Data tied to figure images:

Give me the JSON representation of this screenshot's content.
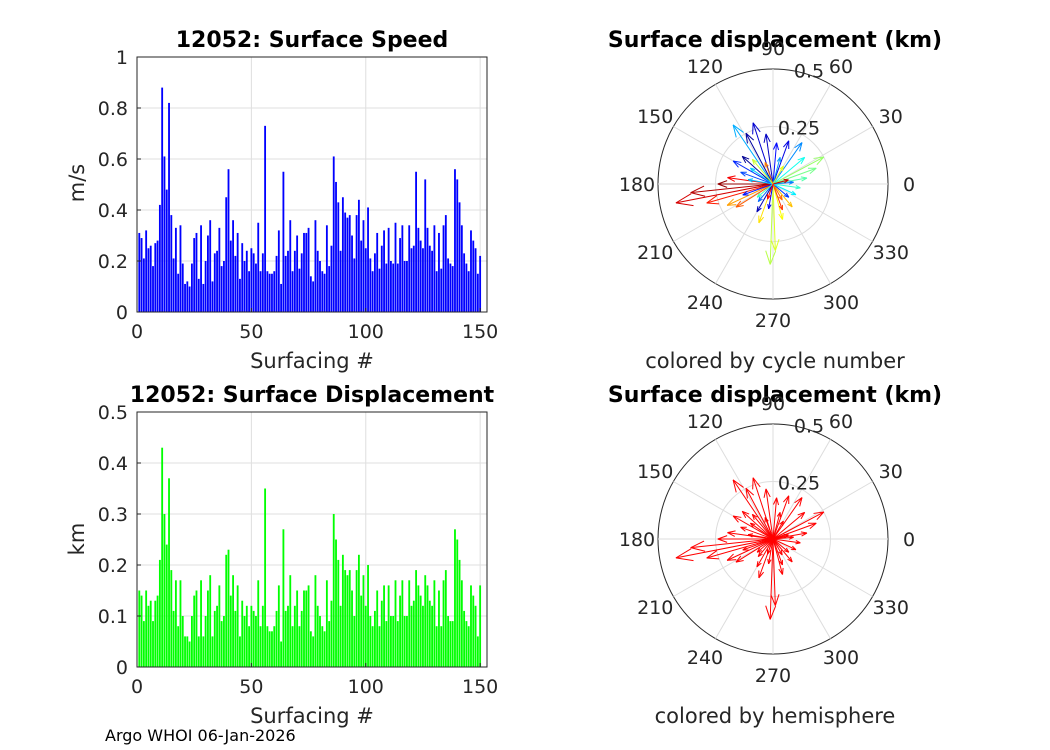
{
  "footer": "Argo WHOI 06-Jan-2026",
  "chart_data": [
    {
      "id": "speed",
      "type": "bar",
      "title": "12052: Surface Speed",
      "xlabel": "Surfacing #",
      "ylabel": "m/s",
      "xlim": [
        0,
        153
      ],
      "ylim": [
        0,
        1
      ],
      "xticks": [
        0,
        50,
        100,
        150
      ],
      "yticks": [
        0,
        0.2,
        0.4,
        0.6,
        0.8,
        1
      ],
      "ytick_labels": [
        "0",
        "0.2",
        "0.4",
        "0.6",
        "0.8",
        "1"
      ],
      "color": "#0000ff",
      "values": [
        0.31,
        0.29,
        0.21,
        0.32,
        0.25,
        0.26,
        0.18,
        0.27,
        0.28,
        0.42,
        0.88,
        0.61,
        0.48,
        0.82,
        0.38,
        0.21,
        0.33,
        0.15,
        0.34,
        0.19,
        0.11,
        0.12,
        0.1,
        0.19,
        0.29,
        0.31,
        0.13,
        0.34,
        0.11,
        0.2,
        0.3,
        0.36,
        0.12,
        0.23,
        0.24,
        0.33,
        0.18,
        0.2,
        0.45,
        0.56,
        0.28,
        0.36,
        0.22,
        0.31,
        0.13,
        0.27,
        0.2,
        0.24,
        0.16,
        0.25,
        0.23,
        0.19,
        0.35,
        0.16,
        0.23,
        0.73,
        0.16,
        0.15,
        0.15,
        0.16,
        0.22,
        0.32,
        0.11,
        0.55,
        0.22,
        0.24,
        0.36,
        0.16,
        0.24,
        0.3,
        0.17,
        0.23,
        0.31,
        0.31,
        0.33,
        0.14,
        0.12,
        0.36,
        0.24,
        0.2,
        0.16,
        0.15,
        0.34,
        0.18,
        0.26,
        0.61,
        0.51,
        0.43,
        0.24,
        0.45,
        0.39,
        0.37,
        0.38,
        0.3,
        0.21,
        0.38,
        0.44,
        0.28,
        0.36,
        0.25,
        0.41,
        0.21,
        0.16,
        0.23,
        0.31,
        0.17,
        0.26,
        0.32,
        0.19,
        0.33,
        0.2,
        0.19,
        0.35,
        0.19,
        0.29,
        0.34,
        0.2,
        0.2,
        0.34,
        0.25,
        0.26,
        0.55,
        0.33,
        0.28,
        0.25,
        0.52,
        0.33,
        0.26,
        0.24,
        0.34,
        0.16,
        0.31,
        0.17,
        0.34,
        0.38,
        0.21,
        0.19,
        0.18,
        0.56,
        0.52,
        0.43,
        0.34,
        0.23,
        0.19,
        0.16,
        0.32,
        0.28,
        0.25,
        0.15,
        0.22
      ],
      "ylabel_full": "m/s"
    },
    {
      "id": "displacement",
      "type": "bar",
      "title": "12052: Surface Displacement",
      "xlabel": "Surfacing #",
      "ylabel": "km",
      "xlim": [
        0,
        153
      ],
      "ylim": [
        0,
        0.5
      ],
      "xticks": [
        0,
        50,
        100,
        150
      ],
      "yticks": [
        0,
        0.1,
        0.2,
        0.3,
        0.4,
        0.5
      ],
      "ytick_labels": [
        "0",
        "0.1",
        "0.2",
        "0.3",
        "0.4",
        "0.5"
      ],
      "color": "#00ff00",
      "values": [
        0.15,
        0.14,
        0.09,
        0.15,
        0.12,
        0.13,
        0.09,
        0.13,
        0.14,
        0.21,
        0.43,
        0.3,
        0.24,
        0.37,
        0.19,
        0.11,
        0.17,
        0.08,
        0.17,
        0.1,
        0.06,
        0.06,
        0.05,
        0.1,
        0.14,
        0.15,
        0.06,
        0.17,
        0.06,
        0.1,
        0.15,
        0.18,
        0.06,
        0.11,
        0.12,
        0.16,
        0.09,
        0.1,
        0.22,
        0.23,
        0.14,
        0.18,
        0.11,
        0.16,
        0.06,
        0.13,
        0.1,
        0.12,
        0.08,
        0.12,
        0.11,
        0.1,
        0.17,
        0.08,
        0.12,
        0.35,
        0.08,
        0.07,
        0.07,
        0.08,
        0.11,
        0.16,
        0.05,
        0.27,
        0.11,
        0.12,
        0.18,
        0.08,
        0.12,
        0.15,
        0.08,
        0.11,
        0.15,
        0.15,
        0.16,
        0.07,
        0.06,
        0.18,
        0.12,
        0.1,
        0.08,
        0.07,
        0.17,
        0.09,
        0.13,
        0.3,
        0.25,
        0.21,
        0.12,
        0.22,
        0.19,
        0.18,
        0.19,
        0.15,
        0.1,
        0.19,
        0.22,
        0.14,
        0.18,
        0.12,
        0.2,
        0.1,
        0.08,
        0.11,
        0.15,
        0.08,
        0.13,
        0.16,
        0.09,
        0.16,
        0.1,
        0.1,
        0.17,
        0.09,
        0.14,
        0.17,
        0.1,
        0.1,
        0.17,
        0.12,
        0.13,
        0.19,
        0.16,
        0.14,
        0.12,
        0.18,
        0.16,
        0.13,
        0.12,
        0.17,
        0.08,
        0.15,
        0.08,
        0.17,
        0.19,
        0.1,
        0.09,
        0.09,
        0.27,
        0.25,
        0.21,
        0.17,
        0.11,
        0.09,
        0.08,
        0.16,
        0.14,
        0.12,
        0.06,
        0.16
      ]
    },
    {
      "id": "polar-cycle",
      "type": "polar",
      "title": "Surface displacement (km)",
      "caption": "colored by cycle number",
      "rmax": 0.5,
      "r_ticks": [
        0.25,
        0.5
      ],
      "r_tick_labels": [
        "0.25",
        "0.5"
      ],
      "theta_ticks": [
        0,
        30,
        60,
        90,
        120,
        150,
        180,
        210,
        240,
        270,
        300,
        330
      ],
      "theta_tick_labels": [
        "0",
        "30",
        "60",
        "90",
        "120",
        "150",
        "180",
        "210",
        "240",
        "270",
        "300",
        "330"
      ],
      "colormap": "jet",
      "arrows": [
        {
          "angle_deg": 191,
          "r_km": 0.43,
          "cycle": 140
        },
        {
          "angle_deg": 186,
          "r_km": 0.36,
          "cycle": 145
        },
        {
          "angle_deg": 196,
          "r_km": 0.3,
          "cycle": 130
        },
        {
          "angle_deg": 180,
          "r_km": 0.24,
          "cycle": 150
        },
        {
          "angle_deg": 172,
          "r_km": 0.2,
          "cycle": 135
        },
        {
          "angle_deg": 205,
          "r_km": 0.22,
          "cycle": 110
        },
        {
          "angle_deg": 212,
          "r_km": 0.19,
          "cycle": 120
        },
        {
          "angle_deg": 268,
          "r_km": 0.35,
          "cycle": 85
        },
        {
          "angle_deg": 272,
          "r_km": 0.29,
          "cycle": 90
        },
        {
          "angle_deg": 250,
          "r_km": 0.18,
          "cycle": 100
        },
        {
          "angle_deg": 285,
          "r_km": 0.16,
          "cycle": 95
        },
        {
          "angle_deg": 290,
          "r_km": 0.12,
          "cycle": 125
        },
        {
          "angle_deg": 310,
          "r_km": 0.13,
          "cycle": 105
        },
        {
          "angle_deg": 28,
          "r_km": 0.25,
          "cycle": 80
        },
        {
          "angle_deg": 20,
          "r_km": 0.2,
          "cycle": 75
        },
        {
          "angle_deg": 40,
          "r_km": 0.18,
          "cycle": 60
        },
        {
          "angle_deg": 10,
          "r_km": 0.15,
          "cycle": 70
        },
        {
          "angle_deg": 352,
          "r_km": 0.12,
          "cycle": 65
        },
        {
          "angle_deg": 55,
          "r_km": 0.22,
          "cycle": 40
        },
        {
          "angle_deg": 70,
          "r_km": 0.2,
          "cycle": 15
        },
        {
          "angle_deg": 85,
          "r_km": 0.18,
          "cycle": 20
        },
        {
          "angle_deg": 98,
          "r_km": 0.22,
          "cycle": 10
        },
        {
          "angle_deg": 108,
          "r_km": 0.28,
          "cycle": 12
        },
        {
          "angle_deg": 118,
          "r_km": 0.25,
          "cycle": 5
        },
        {
          "angle_deg": 124,
          "r_km": 0.31,
          "cycle": 45
        },
        {
          "angle_deg": 138,
          "r_km": 0.18,
          "cycle": 3
        },
        {
          "angle_deg": 150,
          "r_km": 0.2,
          "cycle": 25
        },
        {
          "angle_deg": 160,
          "r_km": 0.15,
          "cycle": 30
        },
        {
          "angle_deg": 145,
          "r_km": 0.12,
          "cycle": 50
        },
        {
          "angle_deg": 230,
          "r_km": 0.1,
          "cycle": 35
        },
        {
          "angle_deg": 240,
          "r_km": 0.14,
          "cycle": 8
        },
        {
          "angle_deg": 260,
          "r_km": 0.11,
          "cycle": 18
        },
        {
          "angle_deg": 320,
          "r_km": 0.09,
          "cycle": 28
        },
        {
          "angle_deg": 335,
          "r_km": 0.11,
          "cycle": 55
        },
        {
          "angle_deg": 5,
          "r_km": 0.09,
          "cycle": 38
        },
        {
          "angle_deg": 75,
          "r_km": 0.12,
          "cycle": 42
        },
        {
          "angle_deg": 200,
          "r_km": 0.14,
          "cycle": 22
        },
        {
          "angle_deg": 170,
          "r_km": 0.11,
          "cycle": 48
        },
        {
          "angle_deg": 130,
          "r_km": 0.14,
          "cycle": 88
        },
        {
          "angle_deg": 110,
          "r_km": 0.1,
          "cycle": 115
        },
        {
          "angle_deg": 60,
          "r_km": 0.09,
          "cycle": 92
        },
        {
          "angle_deg": 300,
          "r_km": 0.08,
          "cycle": 118
        },
        {
          "angle_deg": 220,
          "r_km": 0.09,
          "cycle": 68
        },
        {
          "angle_deg": 15,
          "r_km": 0.07,
          "cycle": 142
        },
        {
          "angle_deg": 250,
          "r_km": 0.07,
          "cycle": 132
        }
      ]
    },
    {
      "id": "polar-hemisphere",
      "type": "polar",
      "title": "Surface displacement (km)",
      "caption": "colored by hemisphere",
      "rmax": 0.5,
      "r_ticks": [
        0.25,
        0.5
      ],
      "r_tick_labels": [
        "0.25",
        "0.5"
      ],
      "theta_ticks": [
        0,
        30,
        60,
        90,
        120,
        150,
        180,
        210,
        240,
        270,
        300,
        330
      ],
      "theta_tick_labels": [
        "0",
        "30",
        "60",
        "90",
        "120",
        "150",
        "180",
        "210",
        "240",
        "270",
        "300",
        "330"
      ],
      "color": "#ff0000",
      "arrows": [
        {
          "angle_deg": 191,
          "r_km": 0.43
        },
        {
          "angle_deg": 186,
          "r_km": 0.36
        },
        {
          "angle_deg": 196,
          "r_km": 0.3
        },
        {
          "angle_deg": 180,
          "r_km": 0.24
        },
        {
          "angle_deg": 172,
          "r_km": 0.2
        },
        {
          "angle_deg": 205,
          "r_km": 0.22
        },
        {
          "angle_deg": 212,
          "r_km": 0.19
        },
        {
          "angle_deg": 268,
          "r_km": 0.35
        },
        {
          "angle_deg": 272,
          "r_km": 0.29
        },
        {
          "angle_deg": 250,
          "r_km": 0.18
        },
        {
          "angle_deg": 285,
          "r_km": 0.16
        },
        {
          "angle_deg": 290,
          "r_km": 0.12
        },
        {
          "angle_deg": 310,
          "r_km": 0.13
        },
        {
          "angle_deg": 28,
          "r_km": 0.25
        },
        {
          "angle_deg": 20,
          "r_km": 0.2
        },
        {
          "angle_deg": 40,
          "r_km": 0.18
        },
        {
          "angle_deg": 10,
          "r_km": 0.15
        },
        {
          "angle_deg": 352,
          "r_km": 0.12
        },
        {
          "angle_deg": 55,
          "r_km": 0.22
        },
        {
          "angle_deg": 70,
          "r_km": 0.2
        },
        {
          "angle_deg": 85,
          "r_km": 0.18
        },
        {
          "angle_deg": 98,
          "r_km": 0.22
        },
        {
          "angle_deg": 108,
          "r_km": 0.28
        },
        {
          "angle_deg": 118,
          "r_km": 0.25
        },
        {
          "angle_deg": 124,
          "r_km": 0.31
        },
        {
          "angle_deg": 138,
          "r_km": 0.18
        },
        {
          "angle_deg": 150,
          "r_km": 0.2
        },
        {
          "angle_deg": 160,
          "r_km": 0.15
        },
        {
          "angle_deg": 145,
          "r_km": 0.12
        },
        {
          "angle_deg": 230,
          "r_km": 0.1
        },
        {
          "angle_deg": 240,
          "r_km": 0.14
        },
        {
          "angle_deg": 260,
          "r_km": 0.11
        },
        {
          "angle_deg": 320,
          "r_km": 0.09
        },
        {
          "angle_deg": 335,
          "r_km": 0.11
        },
        {
          "angle_deg": 5,
          "r_km": 0.09
        },
        {
          "angle_deg": 75,
          "r_km": 0.12
        },
        {
          "angle_deg": 200,
          "r_km": 0.14
        },
        {
          "angle_deg": 170,
          "r_km": 0.11
        },
        {
          "angle_deg": 130,
          "r_km": 0.14
        },
        {
          "angle_deg": 110,
          "r_km": 0.1
        },
        {
          "angle_deg": 60,
          "r_km": 0.09
        },
        {
          "angle_deg": 300,
          "r_km": 0.08
        },
        {
          "angle_deg": 220,
          "r_km": 0.09
        },
        {
          "angle_deg": 15,
          "r_km": 0.07
        },
        {
          "angle_deg": 250,
          "r_km": 0.07
        }
      ]
    }
  ]
}
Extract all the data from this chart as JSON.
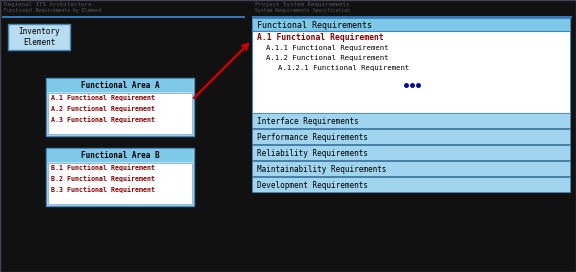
{
  "bg_color": "#111111",
  "title_left_line1": "Regional ITS Architecture",
  "title_left_line2": "Functional Requirements by Element",
  "title_right_line1": "Project System Requirements",
  "title_right_line2": "System Requirements Specification",
  "inventory_label": "Inventory\nElement",
  "func_area_a_title": "Functional Area A",
  "func_area_a_items": [
    "A.1 Functional Requirement",
    "A.2 Functional Requirement",
    "A.3 Functional Requirement"
  ],
  "func_area_b_title": "Functional Area B",
  "func_area_b_items": [
    "B.1 Functional Requirement",
    "B.2 Functional Requirement",
    "B.3 Functional Requirement"
  ],
  "func_req_header": "Functional Requirements",
  "func_req_a1": "A.1 Functional Requirement",
  "func_req_a11": "A.1.1 Functional Requirement",
  "func_req_a12": "A.1.2 Functional Requirement",
  "func_req_a121": "A.1.2.1 Functional Requirement",
  "other_reqs": [
    "Interface Requirements",
    "Performance Requirements",
    "Reliability Requirements",
    "Maintainability Requirements",
    "Development Requirements"
  ],
  "light_blue_header": "#7ec8e8",
  "light_blue_bar": "#a0d4ef",
  "light_blue_box": "#b8ddf0",
  "white": "#ffffff",
  "dark_red": "#880000",
  "black": "#000000",
  "dot_color": "#0000aa",
  "arrow_color": "#cc0000",
  "border_color": "#4488bb",
  "title_color": "#555566",
  "outer_border": "#444455"
}
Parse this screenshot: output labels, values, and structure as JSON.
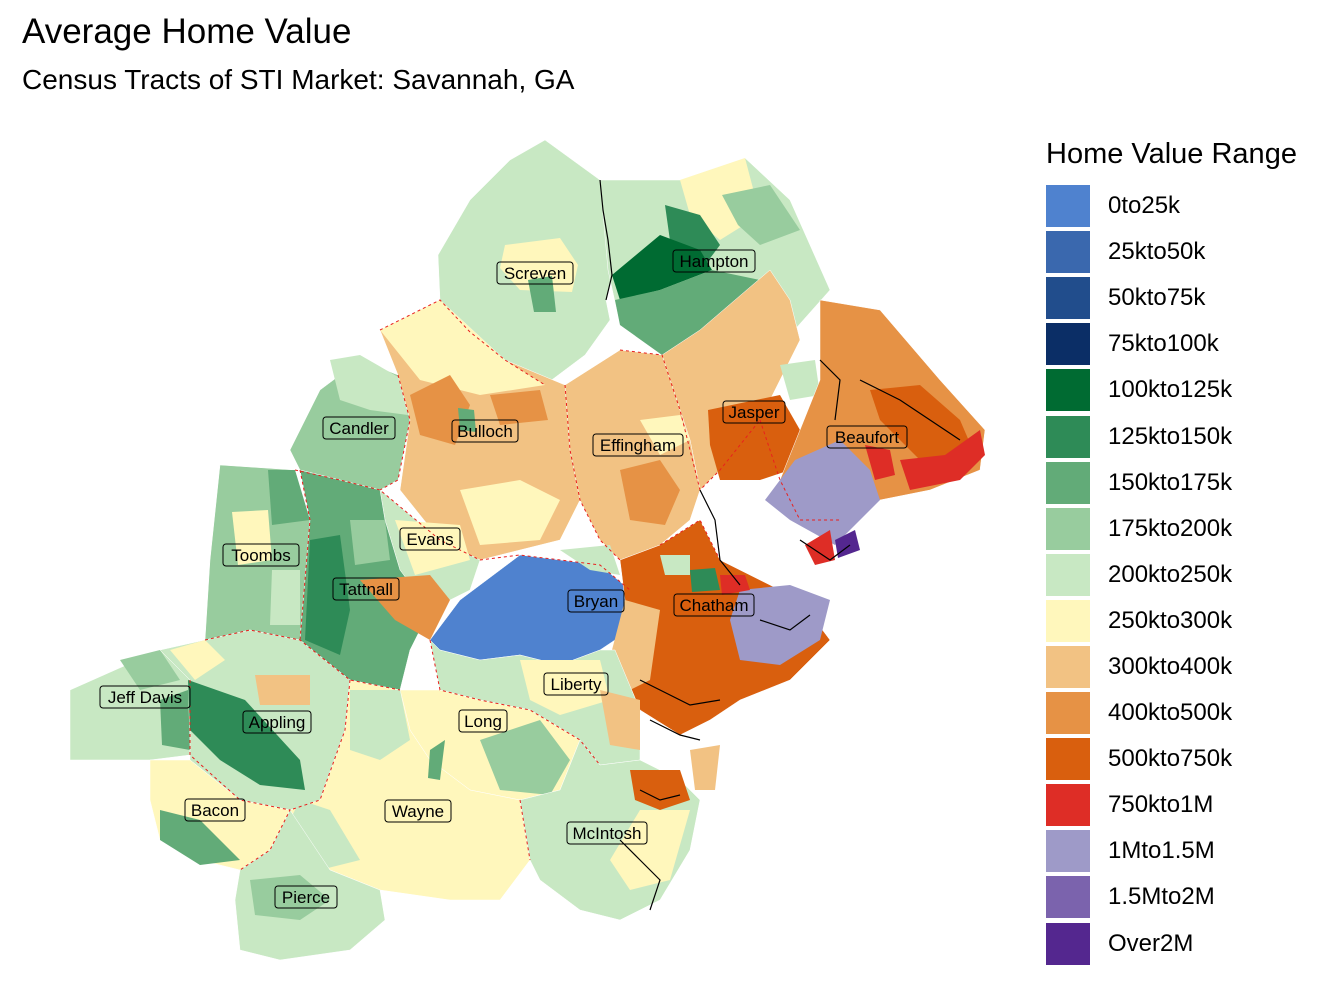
{
  "title": "Average Home Value",
  "subtitle": "Census Tracts of STI Market: Savannah, GA",
  "legend": {
    "title": "Home Value Range",
    "items": [
      {
        "label": "0to25k",
        "color": "#4f82cf"
      },
      {
        "label": "25kto50k",
        "color": "#3a68ae"
      },
      {
        "label": "50kto75k",
        "color": "#214d8c"
      },
      {
        "label": "75kto100k",
        "color": "#0b2e66"
      },
      {
        "label": "100kto125k",
        "color": "#006b32"
      },
      {
        "label": "125kto150k",
        "color": "#2e8b57"
      },
      {
        "label": "150kto175k",
        "color": "#62ab78"
      },
      {
        "label": "175kto200k",
        "color": "#98cc9e"
      },
      {
        "label": "200kto250k",
        "color": "#c8e8c3"
      },
      {
        "label": "250kto300k",
        "color": "#fff7bc"
      },
      {
        "label": "300kto400k",
        "color": "#f2c283"
      },
      {
        "label": "400kto500k",
        "color": "#e69245"
      },
      {
        "label": "500kto750k",
        "color": "#d95f0e"
      },
      {
        "label": "750kto1M",
        "color": "#de2d26"
      },
      {
        "label": "1Mto1.5M",
        "color": "#9e9ac8"
      },
      {
        "label": "1.5Mto2M",
        "color": "#7b63ad"
      },
      {
        "label": "Over2M",
        "color": "#54278f"
      }
    ]
  },
  "counties": [
    {
      "name": "Screven"
    },
    {
      "name": "Hampton"
    },
    {
      "name": "Candler"
    },
    {
      "name": "Bulloch"
    },
    {
      "name": "Effingham"
    },
    {
      "name": "Jasper"
    },
    {
      "name": "Beaufort"
    },
    {
      "name": "Toombs"
    },
    {
      "name": "Evans"
    },
    {
      "name": "Tattnall"
    },
    {
      "name": "Bryan"
    },
    {
      "name": "Chatham"
    },
    {
      "name": "Jeff Davis"
    },
    {
      "name": "Appling"
    },
    {
      "name": "Liberty"
    },
    {
      "name": "Long"
    },
    {
      "name": "Bacon"
    },
    {
      "name": "Wayne"
    },
    {
      "name": "McIntosh"
    },
    {
      "name": "Pierce"
    }
  ]
}
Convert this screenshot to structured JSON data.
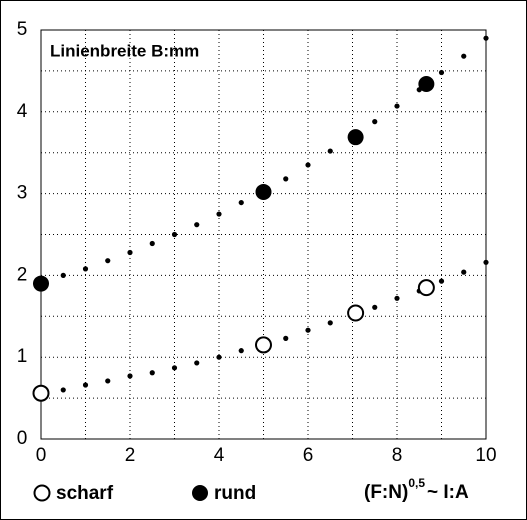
{
  "chart_data": {
    "type": "scatter",
    "title": "Linienbreite B:mm",
    "x_label": {
      "base": "(F:N)",
      "sup": "0,5",
      "rest": "~ I:A"
    },
    "xlim": [
      0,
      10
    ],
    "ylim": [
      0,
      5
    ],
    "xticks": [
      0,
      2,
      4,
      6,
      8,
      10
    ],
    "yticks": [
      0,
      1,
      2,
      3,
      4,
      5
    ],
    "x_minor_ticks": [
      1,
      3,
      5,
      7,
      9
    ],
    "y_minor_ticks": [
      0.5,
      1.5,
      2.5,
      3.5,
      4.5
    ],
    "grid": true,
    "color": "#000000",
    "series": [
      {
        "marker": "dot",
        "x": [
          0.5,
          1,
          1.5,
          2,
          2.5,
          3,
          3.5,
          4,
          4.5,
          5,
          5.5,
          6,
          6.5,
          7,
          7.5,
          8,
          8.5,
          9,
          9.5,
          10
        ],
        "values": [
          2.0,
          2.08,
          2.18,
          2.28,
          2.39,
          2.5,
          2.62,
          2.75,
          2.89,
          3.02,
          3.18,
          3.35,
          3.52,
          3.69,
          3.88,
          4.07,
          4.27,
          4.48,
          4.68,
          4.9
        ]
      },
      {
        "marker": "dot",
        "x": [
          0.5,
          1,
          1.5,
          2,
          2.5,
          3,
          3.5,
          4,
          4.5,
          5,
          5.5,
          6,
          6.5,
          7,
          7.5,
          8,
          8.5,
          9,
          9.5,
          10
        ],
        "values": [
          0.6,
          0.66,
          0.71,
          0.77,
          0.81,
          0.87,
          0.93,
          1.0,
          1.08,
          1.15,
          1.23,
          1.33,
          1.42,
          1.52,
          1.61,
          1.72,
          1.81,
          1.93,
          2.04,
          2.16
        ]
      },
      {
        "name": "scharf",
        "marker": "open",
        "x": [
          0,
          5,
          7.07,
          8.66
        ],
        "values": [
          0.56,
          1.15,
          1.54,
          1.85
        ]
      },
      {
        "name": "rund",
        "marker": "filled",
        "x": [
          0,
          5,
          7.07,
          8.66
        ],
        "values": [
          1.9,
          3.02,
          3.69,
          4.34
        ]
      }
    ]
  }
}
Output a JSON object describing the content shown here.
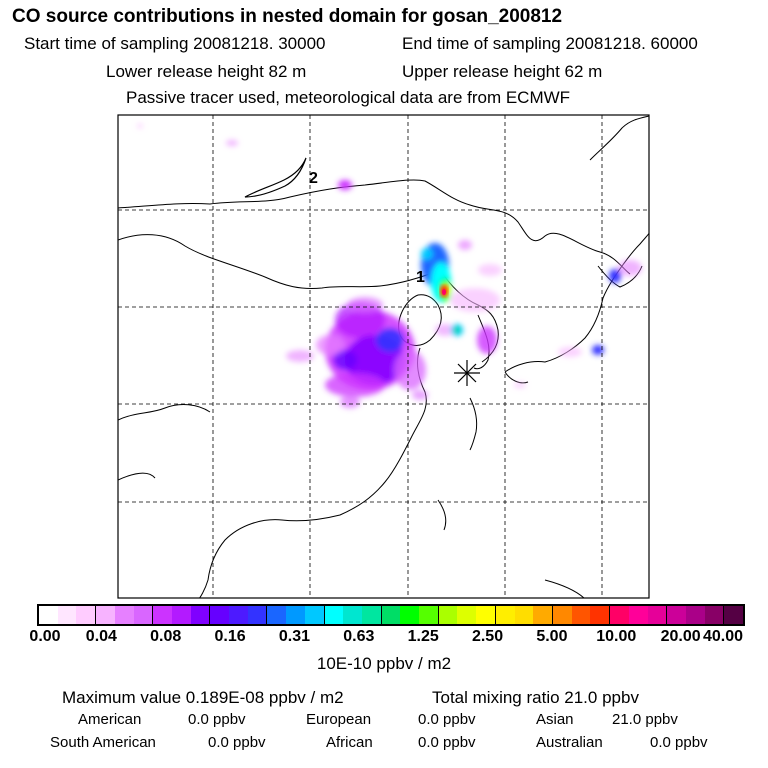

Directions: Count the lines in the records above that hold the word "JSON", and give only that number.

Expected output: 5